Keep only the lines that hold the string "Copy", filtering out the rest of the entries below.

Source records -
________________________________________
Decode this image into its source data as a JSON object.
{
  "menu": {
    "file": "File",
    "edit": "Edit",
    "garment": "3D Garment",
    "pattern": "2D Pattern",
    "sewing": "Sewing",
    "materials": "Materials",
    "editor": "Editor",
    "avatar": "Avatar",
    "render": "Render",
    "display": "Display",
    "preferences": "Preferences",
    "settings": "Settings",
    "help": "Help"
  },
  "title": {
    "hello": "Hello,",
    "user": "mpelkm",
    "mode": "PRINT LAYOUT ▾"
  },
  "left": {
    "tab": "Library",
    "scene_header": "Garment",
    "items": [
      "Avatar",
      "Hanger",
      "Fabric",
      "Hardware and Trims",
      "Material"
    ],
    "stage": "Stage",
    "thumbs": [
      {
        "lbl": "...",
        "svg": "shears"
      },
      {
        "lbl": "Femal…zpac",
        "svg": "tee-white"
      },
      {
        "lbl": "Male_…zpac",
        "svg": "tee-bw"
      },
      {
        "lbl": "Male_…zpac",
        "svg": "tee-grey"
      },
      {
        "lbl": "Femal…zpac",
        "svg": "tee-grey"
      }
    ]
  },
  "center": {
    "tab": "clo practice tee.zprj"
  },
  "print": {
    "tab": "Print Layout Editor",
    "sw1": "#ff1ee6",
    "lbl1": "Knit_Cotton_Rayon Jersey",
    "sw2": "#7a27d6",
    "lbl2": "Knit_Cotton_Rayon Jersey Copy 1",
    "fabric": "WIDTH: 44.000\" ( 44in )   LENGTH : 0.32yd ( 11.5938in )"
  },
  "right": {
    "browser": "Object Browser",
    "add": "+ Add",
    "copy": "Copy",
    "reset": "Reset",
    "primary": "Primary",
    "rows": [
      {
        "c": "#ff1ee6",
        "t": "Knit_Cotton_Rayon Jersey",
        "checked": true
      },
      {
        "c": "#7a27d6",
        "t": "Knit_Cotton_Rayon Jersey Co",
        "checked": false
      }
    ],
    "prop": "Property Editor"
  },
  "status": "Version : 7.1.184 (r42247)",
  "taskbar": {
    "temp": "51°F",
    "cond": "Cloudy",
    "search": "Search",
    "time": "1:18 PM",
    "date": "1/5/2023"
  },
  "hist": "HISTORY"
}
________________________________________
Answer to the task -
    "lbl2": "Knit_Cotton_Rayon Jersey Copy 1",
    "copy": "Copy",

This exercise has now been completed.